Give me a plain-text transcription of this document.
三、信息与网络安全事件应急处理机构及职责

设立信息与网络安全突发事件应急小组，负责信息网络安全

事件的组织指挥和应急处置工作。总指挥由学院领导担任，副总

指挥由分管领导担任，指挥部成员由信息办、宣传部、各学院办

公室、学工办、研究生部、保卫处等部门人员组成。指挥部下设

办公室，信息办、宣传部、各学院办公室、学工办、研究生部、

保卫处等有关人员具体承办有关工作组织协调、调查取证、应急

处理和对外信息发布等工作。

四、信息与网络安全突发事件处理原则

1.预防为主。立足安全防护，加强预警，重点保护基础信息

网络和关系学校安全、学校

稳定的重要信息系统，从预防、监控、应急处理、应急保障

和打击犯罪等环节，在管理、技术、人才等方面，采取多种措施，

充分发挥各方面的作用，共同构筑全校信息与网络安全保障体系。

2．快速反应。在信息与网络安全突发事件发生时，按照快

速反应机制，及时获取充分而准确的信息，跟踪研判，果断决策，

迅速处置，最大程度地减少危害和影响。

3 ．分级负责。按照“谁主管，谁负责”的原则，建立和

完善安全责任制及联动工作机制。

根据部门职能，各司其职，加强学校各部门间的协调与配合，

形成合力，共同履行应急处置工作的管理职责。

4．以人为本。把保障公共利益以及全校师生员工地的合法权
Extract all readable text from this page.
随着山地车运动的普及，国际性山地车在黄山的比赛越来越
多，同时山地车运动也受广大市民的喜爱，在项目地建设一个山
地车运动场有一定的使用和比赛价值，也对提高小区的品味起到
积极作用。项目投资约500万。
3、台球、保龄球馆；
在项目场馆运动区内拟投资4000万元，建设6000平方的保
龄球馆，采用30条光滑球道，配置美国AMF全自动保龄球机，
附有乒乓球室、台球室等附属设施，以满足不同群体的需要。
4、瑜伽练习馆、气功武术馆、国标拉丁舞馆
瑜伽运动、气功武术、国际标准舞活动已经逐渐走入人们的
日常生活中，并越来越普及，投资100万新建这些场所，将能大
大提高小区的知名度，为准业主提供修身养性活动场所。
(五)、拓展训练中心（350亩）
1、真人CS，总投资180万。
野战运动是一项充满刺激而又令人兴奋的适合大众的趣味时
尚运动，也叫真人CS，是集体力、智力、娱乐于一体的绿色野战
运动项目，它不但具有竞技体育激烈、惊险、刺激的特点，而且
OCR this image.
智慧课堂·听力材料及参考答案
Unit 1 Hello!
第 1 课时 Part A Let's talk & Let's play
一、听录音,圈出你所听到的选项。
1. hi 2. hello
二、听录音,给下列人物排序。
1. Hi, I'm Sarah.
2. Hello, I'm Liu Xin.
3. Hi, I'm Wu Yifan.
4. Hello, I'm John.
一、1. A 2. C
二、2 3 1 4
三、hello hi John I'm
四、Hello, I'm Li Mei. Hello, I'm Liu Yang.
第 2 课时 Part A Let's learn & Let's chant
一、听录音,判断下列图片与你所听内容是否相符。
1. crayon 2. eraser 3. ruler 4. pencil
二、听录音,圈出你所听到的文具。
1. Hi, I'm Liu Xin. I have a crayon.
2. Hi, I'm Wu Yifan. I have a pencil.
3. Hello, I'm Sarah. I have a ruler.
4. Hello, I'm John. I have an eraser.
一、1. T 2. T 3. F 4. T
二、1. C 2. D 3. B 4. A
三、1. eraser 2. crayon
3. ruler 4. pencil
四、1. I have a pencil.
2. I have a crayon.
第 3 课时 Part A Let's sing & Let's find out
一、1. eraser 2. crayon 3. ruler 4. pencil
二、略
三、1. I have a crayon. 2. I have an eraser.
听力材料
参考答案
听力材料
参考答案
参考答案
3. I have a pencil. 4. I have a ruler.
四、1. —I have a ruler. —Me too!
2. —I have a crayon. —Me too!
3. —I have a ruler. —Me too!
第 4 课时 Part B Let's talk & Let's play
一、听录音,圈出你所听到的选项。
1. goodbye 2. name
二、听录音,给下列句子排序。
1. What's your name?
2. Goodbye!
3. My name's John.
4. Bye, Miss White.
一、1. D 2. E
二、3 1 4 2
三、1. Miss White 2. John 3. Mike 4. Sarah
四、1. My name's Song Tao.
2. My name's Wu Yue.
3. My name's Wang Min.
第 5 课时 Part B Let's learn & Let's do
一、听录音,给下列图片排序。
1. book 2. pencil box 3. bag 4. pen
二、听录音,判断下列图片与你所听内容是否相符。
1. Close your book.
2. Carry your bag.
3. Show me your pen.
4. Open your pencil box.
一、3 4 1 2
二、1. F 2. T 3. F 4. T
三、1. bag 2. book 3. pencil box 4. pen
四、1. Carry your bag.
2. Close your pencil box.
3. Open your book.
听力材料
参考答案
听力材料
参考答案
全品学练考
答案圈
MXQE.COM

■ ■ ■ ■ ■ ■ ■

INSTRUCTION
Ascertain the number of lines in the entries that include the word "this", and report only that number.

FULL RESPONSE
3